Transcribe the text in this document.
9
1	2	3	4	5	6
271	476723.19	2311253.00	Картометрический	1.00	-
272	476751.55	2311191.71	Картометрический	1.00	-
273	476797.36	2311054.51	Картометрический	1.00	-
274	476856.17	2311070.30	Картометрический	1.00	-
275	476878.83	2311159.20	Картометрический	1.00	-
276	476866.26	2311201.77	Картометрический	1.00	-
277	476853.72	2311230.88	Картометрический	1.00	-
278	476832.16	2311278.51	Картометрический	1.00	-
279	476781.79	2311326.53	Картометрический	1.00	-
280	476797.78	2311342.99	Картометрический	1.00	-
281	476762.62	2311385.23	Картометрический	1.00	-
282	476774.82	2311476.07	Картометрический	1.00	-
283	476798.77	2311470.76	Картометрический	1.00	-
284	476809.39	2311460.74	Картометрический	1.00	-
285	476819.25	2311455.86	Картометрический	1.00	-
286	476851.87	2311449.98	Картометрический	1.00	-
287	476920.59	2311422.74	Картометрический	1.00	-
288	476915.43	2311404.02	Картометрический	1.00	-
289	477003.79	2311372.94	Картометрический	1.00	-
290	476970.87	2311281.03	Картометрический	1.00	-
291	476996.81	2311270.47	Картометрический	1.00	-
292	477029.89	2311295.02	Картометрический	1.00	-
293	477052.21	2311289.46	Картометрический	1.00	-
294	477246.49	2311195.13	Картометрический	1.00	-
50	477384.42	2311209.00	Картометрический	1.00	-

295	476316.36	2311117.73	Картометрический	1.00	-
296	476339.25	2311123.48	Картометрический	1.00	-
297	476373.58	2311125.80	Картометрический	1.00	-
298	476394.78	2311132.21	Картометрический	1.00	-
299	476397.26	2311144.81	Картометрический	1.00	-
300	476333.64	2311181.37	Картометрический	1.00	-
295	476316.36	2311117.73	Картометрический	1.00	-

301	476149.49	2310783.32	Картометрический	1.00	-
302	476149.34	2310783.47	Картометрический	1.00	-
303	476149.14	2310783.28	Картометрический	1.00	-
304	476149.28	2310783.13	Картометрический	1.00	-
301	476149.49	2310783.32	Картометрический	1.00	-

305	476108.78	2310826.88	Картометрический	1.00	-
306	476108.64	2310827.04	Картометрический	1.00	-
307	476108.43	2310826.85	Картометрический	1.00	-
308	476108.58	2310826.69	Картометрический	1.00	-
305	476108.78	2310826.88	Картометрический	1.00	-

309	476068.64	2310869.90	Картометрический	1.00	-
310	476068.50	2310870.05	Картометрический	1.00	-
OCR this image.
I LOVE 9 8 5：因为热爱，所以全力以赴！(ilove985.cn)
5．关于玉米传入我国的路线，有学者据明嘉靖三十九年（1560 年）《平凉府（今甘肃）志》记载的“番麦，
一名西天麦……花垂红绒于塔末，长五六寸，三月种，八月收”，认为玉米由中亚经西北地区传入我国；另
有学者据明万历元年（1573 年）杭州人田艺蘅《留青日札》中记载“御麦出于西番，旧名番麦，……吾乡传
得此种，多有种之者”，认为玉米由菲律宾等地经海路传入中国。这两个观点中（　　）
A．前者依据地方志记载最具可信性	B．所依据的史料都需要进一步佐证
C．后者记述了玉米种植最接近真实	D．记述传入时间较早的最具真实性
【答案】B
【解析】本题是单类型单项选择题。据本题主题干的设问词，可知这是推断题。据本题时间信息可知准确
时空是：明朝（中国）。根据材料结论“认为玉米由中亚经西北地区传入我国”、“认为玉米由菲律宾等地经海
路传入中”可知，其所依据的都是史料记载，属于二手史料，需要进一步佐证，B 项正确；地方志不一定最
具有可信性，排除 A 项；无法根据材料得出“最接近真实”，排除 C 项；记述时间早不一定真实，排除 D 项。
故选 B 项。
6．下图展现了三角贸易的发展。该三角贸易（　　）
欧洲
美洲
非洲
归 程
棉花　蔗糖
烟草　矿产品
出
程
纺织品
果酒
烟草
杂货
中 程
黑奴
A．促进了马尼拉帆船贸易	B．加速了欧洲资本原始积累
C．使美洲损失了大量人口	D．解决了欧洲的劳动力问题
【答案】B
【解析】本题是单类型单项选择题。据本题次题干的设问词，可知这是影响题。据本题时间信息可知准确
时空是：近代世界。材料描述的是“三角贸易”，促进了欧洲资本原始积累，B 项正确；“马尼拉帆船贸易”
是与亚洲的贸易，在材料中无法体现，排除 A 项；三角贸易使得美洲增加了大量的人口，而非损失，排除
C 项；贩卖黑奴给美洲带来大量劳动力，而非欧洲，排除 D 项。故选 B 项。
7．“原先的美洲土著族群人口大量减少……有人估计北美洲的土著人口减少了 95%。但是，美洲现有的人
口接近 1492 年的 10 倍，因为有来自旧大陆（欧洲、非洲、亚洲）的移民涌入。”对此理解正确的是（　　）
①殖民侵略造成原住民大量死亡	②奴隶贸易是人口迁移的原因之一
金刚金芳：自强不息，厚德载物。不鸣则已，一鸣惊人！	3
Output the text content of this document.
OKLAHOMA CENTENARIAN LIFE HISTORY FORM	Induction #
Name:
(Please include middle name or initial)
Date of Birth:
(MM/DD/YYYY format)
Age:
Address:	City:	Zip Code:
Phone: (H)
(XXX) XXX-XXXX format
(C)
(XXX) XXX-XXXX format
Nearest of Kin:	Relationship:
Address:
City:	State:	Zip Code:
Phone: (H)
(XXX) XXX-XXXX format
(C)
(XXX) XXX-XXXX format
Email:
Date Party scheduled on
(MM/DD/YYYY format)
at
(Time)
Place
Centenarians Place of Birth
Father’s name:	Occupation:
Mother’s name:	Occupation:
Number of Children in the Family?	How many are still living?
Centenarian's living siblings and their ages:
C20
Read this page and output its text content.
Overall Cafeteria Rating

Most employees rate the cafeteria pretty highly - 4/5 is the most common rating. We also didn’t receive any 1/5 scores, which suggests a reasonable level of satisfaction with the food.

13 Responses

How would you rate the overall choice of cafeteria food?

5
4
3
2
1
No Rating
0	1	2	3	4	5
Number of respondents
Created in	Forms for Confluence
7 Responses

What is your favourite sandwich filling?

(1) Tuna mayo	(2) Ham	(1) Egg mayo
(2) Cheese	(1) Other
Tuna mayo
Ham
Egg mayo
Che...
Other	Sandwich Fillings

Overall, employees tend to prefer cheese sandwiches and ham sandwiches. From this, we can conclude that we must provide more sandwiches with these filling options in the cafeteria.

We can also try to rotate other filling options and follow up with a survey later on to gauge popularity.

SET TASK:
Write out all of the records once more, exactly.

RESPONSE:
Transcribe the text in this document.
9
1	2	3	4	5	6
271	476723.19	2311253.00	Картометрический	1.00	-
272	476751.55	2311191.71	Картометрический	1.00	-
273	476797.36	2311054.51	Картометрический	1.00	-
274	476856.17	2311070.30	Картометрический	1.00	-
275	476878.83	2311159.20	Картометрический	1.00	-
276	476866.26	2311201.77	Картометрический	1.00	-
277	476853.72	2311230.88	Картометрический	1.00	-
278	476832.16	2311278.51	Картометрический	1.00	-
279	476781.79	2311326.53	Картометрический	1.00	-
280	476797.78	2311342.99	Картометрический	1.00	-
281	476762.62	2311385.23	Картометрический	1.00	-
282	476774.82	2311476.07	Картометрический	1.00	-
283	476798.77	2311470.76	Картометрический	1.00	-
284	476809.39	2311460.74	Картометрический	1.00	-
285	476819.25	2311455.86	Картометрический	1.00	-
286	476851.87	2311449.98	Картометрический	1.00	-
287	476920.59	2311422.74	Картометрический	1.00	-
288	476915.43	2311404.02	Картометрический	1.00	-
289	477003.79	2311372.94	Картометрический	1.00	-
290	476970.87	2311281.03	Картометрический	1.00	-
291	476996.81	2311270.47	Картометрический	1.00	-
292	477029.89	2311295.02	Картометрический	1.00	-
293	477052.21	2311289.46	Картометрический	1.00	-
294	477246.49	2311195.13	Картометрический	1.00	-
50	477384.42	2311209.00	Картометрический	1.00	-

295	476316.36	2311117.73	Картометрический	1.00	-
296	476339.25	2311123.48	Картометрический	1.00	-
297	476373.58	2311125.80	Картометрический	1.00	-
298	476394.78	2311132.21	Картометрический	1.00	-
299	476397.26	2311144.81	Картометрический	1.00	-
300	476333.64	2311181.37	Картометрический	1.00	-
295	476316.36	2311117.73	Картометрический	1.00	-

301	476149.49	2310783.32	Картометрический	1.00	-
302	476149.34	2310783.47	Картометрический	1.00	-
303	476149.14	2310783.28	Картометрический	1.00	-
304	476149.28	2310783.13	Картометрический	1.00	-
301	476149.49	2310783.32	Картометрический	1.00	-

305	476108.78	2310826.88	Картометрический	1.00	-
306	476108.64	2310827.04	Картометрический	1.00	-
307	476108.43	2310826.85	Картометрический	1.00	-
308	476108.58	2310826.69	Картометрический	1.00	-
305	476108.78	2310826.88	Картометрический	1.00	-

309	476068.64	2310869.90	Картометрический	1.00	-
310	476068.50	2310870.05	Картометрический	1.00	-
OCR this image.
I LOVE 9 8 5：因为热爱，所以全力以赴！(ilove985.cn)
5．关于玉米传入我国的路线，有学者据明嘉靖三十九年（1560 年）《平凉府（今甘肃）志》记载的“番麦，
一名西天麦……花垂红绒于塔末，长五六寸，三月种，八月收”，认为玉米由中亚经西北地区传入我国；另
有学者据明万历元年（1573 年）杭州人田艺蘅《留青日札》中记载“御麦出于西番，旧名番麦，……吾乡传
得此种，多有种之者”，认为玉米由菲律宾等地经海路传入中国。这两个观点中（　　）
A．前者依据地方志记载最具可信性	B．所依据的史料都需要进一步佐证
C．后者记述了玉米种植最接近真实	D．记述传入时间较早的最具真实性
【答案】B
【解析】本题是单类型单项选择题。据本题主题干的设问词，可知这是推断题。据本题时间信息可知准确
时空是：明朝（中国）。根据材料结论“认为玉米由中亚经西北地区传入我国”、“认为玉米由菲律宾等地经海
路传入中”可知，其所依据的都是史料记载，属于二手史料，需要进一步佐证，B 项正确；地方志不一定最
具有可信性，排除 A 项；无法根据材料得出“最接近真实”，排除 C 项；记述时间早不一定真实，排除 D 项。
故选 B 项。
6．下图展现了三角贸易的发展。该三角贸易（　　）
欧洲
美洲
非洲
归 程
棉花　蔗糖
烟草　矿产品
出
程
纺织品
果酒
烟草
杂货
中 程
黑奴
A．促进了马尼拉帆船贸易	B．加速了欧洲资本原始积累
C．使美洲损失了大量人口	D．解决了欧洲的劳动力问题
【答案】B
【解析】本题是单类型单项选择题。据本题次题干的设问词，可知这是影响题。据本题时间信息可知准确
时空是：近代世界。材料描述的是“三角贸易”，促进了欧洲资本原始积累，B 项正确；“马尼拉帆船贸易”
是与亚洲的贸易，在材料中无法体现，排除 A 项；三角贸易使得美洲增加了大量的人口，而非损失，排除
C 项；贩卖黑奴给美洲带来大量劳动力，而非欧洲，排除 D 项。故选 B 项。
7．“原先的美洲土著族群人口大量减少……有人估计北美洲的土著人口减少了 95%。但是，美洲现有的人
口接近 1492 年的 10 倍，因为有来自旧大陆（欧洲、非洲、亚洲）的移民涌入。”对此理解正确的是（　　）
①殖民侵略造成原住民大量死亡	②奴隶贸易是人口迁移的原因之一
金刚金芳：自强不息，厚德载物。不鸣则已，一鸣惊人！	3
Output the text content of this document.
OKLAHOMA CENTENARIAN LIFE HISTORY FORM	Induction #
Name:
(Please include middle name or initial)
Date of Birth:
(MM/DD/YYYY format)
Age:
Address:	City:	Zip Code:
Phone: (H)
(XXX) XXX-XXXX format
(C)
(XXX) XXX-XXXX format
Nearest of Kin:	Relationship:
Address:
City:	State:	Zip Code:
Phone: (H)
(XXX) XXX-XXXX format
(C)
(XXX) XXX-XXXX format
Email:
Date Party scheduled on
(MM/DD/YYYY format)
at
(Time)
Place
Centenarians Place of Birth
Father’s name:	Occupation:
Mother’s name:	Occupation:
Number of Children in the Family?	How many are still living?
Centenarian's living siblings and their ages:
C20
Read this page and output its text content.
Overall Cafeteria Rating

Most employees rate the cafeteria pretty highly - 4/5 is the most common rating. We also didn’t receive any 1/5 scores, which suggests a reasonable level of satisfaction with the food.

13 Responses

How would you rate the overall choice of cafeteria food?

5
4
3
2
1
No Rating
0	1	2	3	4	5
Number of respondents
Created in	Forms for Confluence
7 Responses

What is your favourite sandwich filling?

(1) Tuna mayo	(2) Ham	(1) Egg mayo
(2) Cheese	(1) Other
Tuna mayo
Ham
Egg mayo
Che...
Other	Sandwich Fillings

Overall, employees tend to prefer cheese sandwiches and ham sandwiches. From this, we can conclude that we must provide more sandwiches with these filling options in the cafeteria.

We can also try to rotate other filling options and follow up with a survey later on to gauge popularity.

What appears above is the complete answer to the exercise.